Exercise requirements: Copy out the listing exactly.

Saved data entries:

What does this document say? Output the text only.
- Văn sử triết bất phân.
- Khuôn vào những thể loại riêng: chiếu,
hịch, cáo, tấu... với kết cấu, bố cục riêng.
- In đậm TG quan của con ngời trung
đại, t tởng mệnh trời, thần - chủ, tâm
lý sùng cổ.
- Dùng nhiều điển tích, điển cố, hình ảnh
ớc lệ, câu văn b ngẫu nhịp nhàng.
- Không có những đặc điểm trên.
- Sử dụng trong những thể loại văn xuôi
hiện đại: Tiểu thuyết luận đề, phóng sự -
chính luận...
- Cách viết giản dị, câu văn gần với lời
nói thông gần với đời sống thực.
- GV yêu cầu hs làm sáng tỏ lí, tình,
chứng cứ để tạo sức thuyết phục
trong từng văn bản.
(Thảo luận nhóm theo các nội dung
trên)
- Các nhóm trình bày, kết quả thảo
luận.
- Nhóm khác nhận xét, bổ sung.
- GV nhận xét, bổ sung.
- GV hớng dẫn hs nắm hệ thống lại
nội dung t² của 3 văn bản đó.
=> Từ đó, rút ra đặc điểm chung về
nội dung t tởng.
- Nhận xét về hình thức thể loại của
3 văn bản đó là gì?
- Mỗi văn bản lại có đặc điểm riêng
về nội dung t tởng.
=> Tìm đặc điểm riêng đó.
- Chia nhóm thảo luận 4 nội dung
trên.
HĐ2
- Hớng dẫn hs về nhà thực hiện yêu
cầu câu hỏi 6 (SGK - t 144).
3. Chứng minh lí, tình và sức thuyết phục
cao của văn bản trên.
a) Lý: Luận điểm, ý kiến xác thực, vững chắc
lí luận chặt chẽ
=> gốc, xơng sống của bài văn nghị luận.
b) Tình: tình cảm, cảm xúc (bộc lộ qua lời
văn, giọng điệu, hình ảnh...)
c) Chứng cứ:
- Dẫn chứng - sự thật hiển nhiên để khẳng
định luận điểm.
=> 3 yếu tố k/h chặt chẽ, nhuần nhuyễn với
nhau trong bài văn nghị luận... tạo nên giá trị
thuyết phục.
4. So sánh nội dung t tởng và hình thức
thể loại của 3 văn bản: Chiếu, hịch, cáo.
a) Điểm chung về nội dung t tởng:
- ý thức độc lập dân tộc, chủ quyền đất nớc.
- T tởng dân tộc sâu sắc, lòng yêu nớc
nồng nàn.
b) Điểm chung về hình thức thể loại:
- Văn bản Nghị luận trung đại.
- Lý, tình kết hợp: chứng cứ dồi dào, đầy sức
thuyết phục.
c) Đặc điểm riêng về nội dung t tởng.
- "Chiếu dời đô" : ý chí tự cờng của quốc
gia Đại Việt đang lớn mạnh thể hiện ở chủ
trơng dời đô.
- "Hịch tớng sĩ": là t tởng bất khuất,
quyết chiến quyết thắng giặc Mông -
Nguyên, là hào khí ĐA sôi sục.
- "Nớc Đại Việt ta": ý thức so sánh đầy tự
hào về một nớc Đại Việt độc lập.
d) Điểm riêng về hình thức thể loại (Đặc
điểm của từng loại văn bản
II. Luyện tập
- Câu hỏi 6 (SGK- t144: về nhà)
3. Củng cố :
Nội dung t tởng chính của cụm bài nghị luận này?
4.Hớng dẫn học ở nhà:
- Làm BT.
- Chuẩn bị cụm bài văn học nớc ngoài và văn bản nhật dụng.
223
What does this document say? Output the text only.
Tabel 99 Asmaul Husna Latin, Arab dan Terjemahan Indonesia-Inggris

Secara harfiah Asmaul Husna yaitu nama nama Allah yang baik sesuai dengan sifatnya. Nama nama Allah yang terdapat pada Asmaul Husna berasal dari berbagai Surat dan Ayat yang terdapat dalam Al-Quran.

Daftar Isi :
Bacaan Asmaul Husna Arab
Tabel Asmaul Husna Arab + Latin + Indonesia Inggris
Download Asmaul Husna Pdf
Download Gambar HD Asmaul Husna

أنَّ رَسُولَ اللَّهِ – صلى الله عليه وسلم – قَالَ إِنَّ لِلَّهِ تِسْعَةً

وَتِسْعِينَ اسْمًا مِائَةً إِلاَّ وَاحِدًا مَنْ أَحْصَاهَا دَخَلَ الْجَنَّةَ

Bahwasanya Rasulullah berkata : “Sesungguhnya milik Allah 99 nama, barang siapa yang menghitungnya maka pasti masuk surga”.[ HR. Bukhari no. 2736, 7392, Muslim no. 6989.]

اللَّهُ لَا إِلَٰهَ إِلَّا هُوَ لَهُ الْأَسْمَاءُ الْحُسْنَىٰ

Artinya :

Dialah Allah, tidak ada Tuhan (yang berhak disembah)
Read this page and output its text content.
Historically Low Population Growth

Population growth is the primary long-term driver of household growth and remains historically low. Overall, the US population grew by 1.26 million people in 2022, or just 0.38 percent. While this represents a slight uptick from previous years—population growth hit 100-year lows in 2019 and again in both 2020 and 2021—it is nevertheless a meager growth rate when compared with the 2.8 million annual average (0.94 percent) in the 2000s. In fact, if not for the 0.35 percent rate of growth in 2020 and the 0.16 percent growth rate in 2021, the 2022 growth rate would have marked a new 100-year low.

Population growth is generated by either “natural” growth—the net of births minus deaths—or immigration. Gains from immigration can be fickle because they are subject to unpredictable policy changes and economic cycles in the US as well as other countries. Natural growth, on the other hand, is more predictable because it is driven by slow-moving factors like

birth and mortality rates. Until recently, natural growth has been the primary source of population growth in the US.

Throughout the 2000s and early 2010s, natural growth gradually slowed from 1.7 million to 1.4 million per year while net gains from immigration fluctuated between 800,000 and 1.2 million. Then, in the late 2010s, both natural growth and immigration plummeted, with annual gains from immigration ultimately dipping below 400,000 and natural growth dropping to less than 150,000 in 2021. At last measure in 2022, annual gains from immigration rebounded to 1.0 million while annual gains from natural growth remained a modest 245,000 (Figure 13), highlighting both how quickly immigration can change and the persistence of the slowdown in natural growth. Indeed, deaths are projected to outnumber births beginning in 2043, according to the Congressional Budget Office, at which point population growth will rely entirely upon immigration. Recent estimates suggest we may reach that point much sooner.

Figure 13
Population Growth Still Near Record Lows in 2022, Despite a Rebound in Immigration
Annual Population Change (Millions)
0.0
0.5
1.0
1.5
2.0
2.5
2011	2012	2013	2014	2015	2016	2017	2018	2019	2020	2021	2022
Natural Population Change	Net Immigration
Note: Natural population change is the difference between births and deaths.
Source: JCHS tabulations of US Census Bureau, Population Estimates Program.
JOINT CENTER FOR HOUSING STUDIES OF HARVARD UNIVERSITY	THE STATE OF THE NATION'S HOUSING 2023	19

Reply:
What does this document say? Output the text only.
- Văn sử triết bất phân.
- Khuôn vào những thể loại riêng: chiếu,
hịch, cáo, tấu... với kết cấu, bố cục riêng.
- In đậm TG quan của con ngời trung
đại, t tởng mệnh trời, thần - chủ, tâm
lý sùng cổ.
- Dùng nhiều điển tích, điển cố, hình ảnh
ớc lệ, câu văn b ngẫu nhịp nhàng.
- Không có những đặc điểm trên.
- Sử dụng trong những thể loại văn xuôi
hiện đại: Tiểu thuyết luận đề, phóng sự -
chính luận...
- Cách viết giản dị, câu văn gần với lời
nói thông gần với đời sống thực.
- GV yêu cầu hs làm sáng tỏ lí, tình,
chứng cứ để tạo sức thuyết phục
trong từng văn bản.
(Thảo luận nhóm theo các nội dung
trên)
- Các nhóm trình bày, kết quả thảo
luận.
- Nhóm khác nhận xét, bổ sung.
- GV nhận xét, bổ sung.
- GV hớng dẫn hs nắm hệ thống lại
nội dung t² của 3 văn bản đó.
=> Từ đó, rút ra đặc điểm chung về
nội dung t tởng.
- Nhận xét về hình thức thể loại của
3 văn bản đó là gì?
- Mỗi văn bản lại có đặc điểm riêng
về nội dung t tởng.
=> Tìm đặc điểm riêng đó.
- Chia nhóm thảo luận 4 nội dung
trên.
HĐ2
- Hớng dẫn hs về nhà thực hiện yêu
cầu câu hỏi 6 (SGK - t 144).
3. Chứng minh lí, tình và sức thuyết phục
cao của văn bản trên.
a) Lý: Luận điểm, ý kiến xác thực, vững chắc
lí luận chặt chẽ
=> gốc, xơng sống của bài văn nghị luận.
b) Tình: tình cảm, cảm xúc (bộc lộ qua lời
văn, giọng điệu, hình ảnh...)
c) Chứng cứ:
- Dẫn chứng - sự thật hiển nhiên để khẳng
định luận điểm.
=> 3 yếu tố k/h chặt chẽ, nhuần nhuyễn với
nhau trong bài văn nghị luận... tạo nên giá trị
thuyết phục.
4. So sánh nội dung t tởng và hình thức
thể loại của 3 văn bản: Chiếu, hịch, cáo.
a) Điểm chung về nội dung t tởng:
- ý thức độc lập dân tộc, chủ quyền đất nớc.
- T tởng dân tộc sâu sắc, lòng yêu nớc
nồng nàn.
b) Điểm chung về hình thức thể loại:
- Văn bản Nghị luận trung đại.
- Lý, tình kết hợp: chứng cứ dồi dào, đầy sức
thuyết phục.
c) Đặc điểm riêng về nội dung t tởng.
- "Chiếu dời đô" : ý chí tự cờng của quốc
gia Đại Việt đang lớn mạnh thể hiện ở chủ
trơng dời đô.
- "Hịch tớng sĩ": là t tởng bất khuất,
quyết chiến quyết thắng giặc Mông -
Nguyên, là hào khí ĐA sôi sục.
- "Nớc Đại Việt ta": ý thức so sánh đầy tự
hào về một nớc Đại Việt độc lập.
d) Điểm riêng về hình thức thể loại (Đặc
điểm của từng loại văn bản
II. Luyện tập
- Câu hỏi 6 (SGK- t144: về nhà)
3. Củng cố :
Nội dung t tởng chính của cụm bài nghị luận này?
4.Hớng dẫn học ở nhà:
- Làm BT.
- Chuẩn bị cụm bài văn học nớc ngoài và văn bản nhật dụng.
223
What does this document say? Output the text only.
Tabel 99 Asmaul Husna Latin, Arab dan Terjemahan Indonesia-Inggris

Secara harfiah Asmaul Husna yaitu nama nama Allah yang baik sesuai dengan sifatnya. Nama nama Allah yang terdapat pada Asmaul Husna berasal dari berbagai Surat dan Ayat yang terdapat dalam Al-Quran.

Daftar Isi :
Bacaan Asmaul Husna Arab
Tabel Asmaul Husna Arab + Latin + Indonesia Inggris
Download Asmaul Husna Pdf
Download Gambar HD Asmaul Husna

أنَّ رَسُولَ اللَّهِ – صلى الله عليه وسلم – قَالَ إِنَّ لِلَّهِ تِسْعَةً

وَتِسْعِينَ اسْمًا مِائَةً إِلاَّ وَاحِدًا مَنْ أَحْصَاهَا دَخَلَ الْجَنَّةَ

Bahwasanya Rasulullah berkata : “Sesungguhnya milik Allah 99 nama, barang siapa yang menghitungnya maka pasti masuk surga”.[ HR. Bukhari no. 2736, 7392, Muslim no. 6989.]

اللَّهُ لَا إِلَٰهَ إِلَّا هُوَ لَهُ الْأَسْمَاءُ الْحُسْنَىٰ

Artinya :

Dialah Allah, tidak ada Tuhan (yang berhak disembah)
Read this page and output its text content.
Historically Low Population Growth

Population growth is the primary long-term driver of household growth and remains historically low. Overall, the US population grew by 1.26 million people in 2022, or just 0.38 percent. While this represents a slight uptick from previous years—population growth hit 100-year lows in 2019 and again in both 2020 and 2021—it is nevertheless a meager growth rate when compared with the 2.8 million annual average (0.94 percent) in the 2000s. In fact, if not for the 0.35 percent rate of growth in 2020 and the 0.16 percent growth rate in 2021, the 2022 growth rate would have marked a new 100-year low.

Population growth is generated by either “natural” growth—the net of births minus deaths—or immigration. Gains from immigration can be fickle because they are subject to unpredictable policy changes and economic cycles in the US as well as other countries. Natural growth, on the other hand, is more predictable because it is driven by slow-moving factors like

birth and mortality rates. Until recently, natural growth has been the primary source of population growth in the US.

Throughout the 2000s and early 2010s, natural growth gradually slowed from 1.7 million to 1.4 million per year while net gains from immigration fluctuated between 800,000 and 1.2 million. Then, in the late 2010s, both natural growth and immigration plummeted, with annual gains from immigration ultimately dipping below 400,000 and natural growth dropping to less than 150,000 in 2021. At last measure in 2022, annual gains from immigration rebounded to 1.0 million while annual gains from natural growth remained a modest 245,000 (Figure 13), highlighting both how quickly immigration can change and the persistence of the slowdown in natural growth. Indeed, deaths are projected to outnumber births beginning in 2043, according to the Congressional Budget Office, at which point population growth will rely entirely upon immigration. Recent estimates suggest we may reach that point much sooner.

Figure 13
Population Growth Still Near Record Lows in 2022, Despite a Rebound in Immigration
Annual Population Change (Millions)
0.0
0.5
1.0
1.5
2.0
2.5
2011	2012	2013	2014	2015	2016	2017	2018	2019	2020	2021	2022
Natural Population Change	Net Immigration
Note: Natural population change is the difference between births and deaths.
Source: JCHS tabulations of US Census Bureau, Population Estimates Program.
JOINT CENTER FOR HOUSING STUDIES OF HARVARD UNIVERSITY	THE STATE OF THE NATION'S HOUSING 2023	19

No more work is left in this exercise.